→ TESTO DEL DOCUMENTO

------------------------------

I fisici hanno conosciuto il peccato

L’origine dell’era atomica

Il 16 luglio 1945, durante il test “Trinity” ad Alamogordo, Nuovo Messico, gli Stati Uniti fecero esplodere la prima bomba atomica della storia, nome in codice “The Gadget”. Meno di un mese più tardi, il 6 agosto 1945, la bomba “Little Boy” fu sganciata a circa 600 metri di altitudine su Hiroshima. Tre giorni dopo, con il nome in codice “Fat Man”, esplode la terza bomba del Progetto Manhattan nei cieli di Nagasaki, ponendo fine alla Seconda Guerra Mondiale. Oppenheimer, in un discorso al MIT nel 1947, commenterà così queste azioni:

…i fisici hanno conosciuto il peccato, e questa è una ‎conoscenza‎ che non possono più perdere.

Con potenze rispettivamente di 15 e 21 chilotoni, gli ordigni sganciati sulle città giapponesi sono gli unici mai utilizzati in guerra, provocando tra 130mila e 250mila vittime. Da quel momento il mondo entrò nell’era atomica, segnando profondi cambiamenti nei rapporti internazionali, nello sviluppo tecnologico e nel pensiero sociopolitico.

------------------------------

→ OBIETTIVO DELL'ESERCIZIO
Trascrivi senza alcuna modifica il brano del testo sull'origine dell'era atomica che va da "Il 16 luglio" fino a "possono più perdere.". Ci si basi unicamente sul testo riportato sopra.

→ SEZIONE DATI

------------------------------

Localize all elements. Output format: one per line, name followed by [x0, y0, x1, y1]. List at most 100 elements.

------------------------------

→ SOLUZIONE
Il 16 luglio 1945, durante il test “Trinity” ad Alamogordo, Nuovo Messico, gli Stati Uniti fecero esplodere la prima bomba atomica della storia, nome in codice “The Gadget”. Meno di un mese più tardi, il 6 agosto 1945, la bomba “Little Boy” fu sganciata a circa 600 metri di altitudine su Hiroshima. Tre giorni dopo, con il nome in codice “Fat Man”, esplode la terza bomba del Progetto Manhattan nei cieli di Nagasaki, ponendo fine alla Seconda Guerra Mondiale. Oppenheimer, in un discorso al MIT nel 1947, commenterà così queste azioni:

…i fisici hanno conosciuto il peccato, e questa è una ‎conoscenza‎ che non possono più perdere.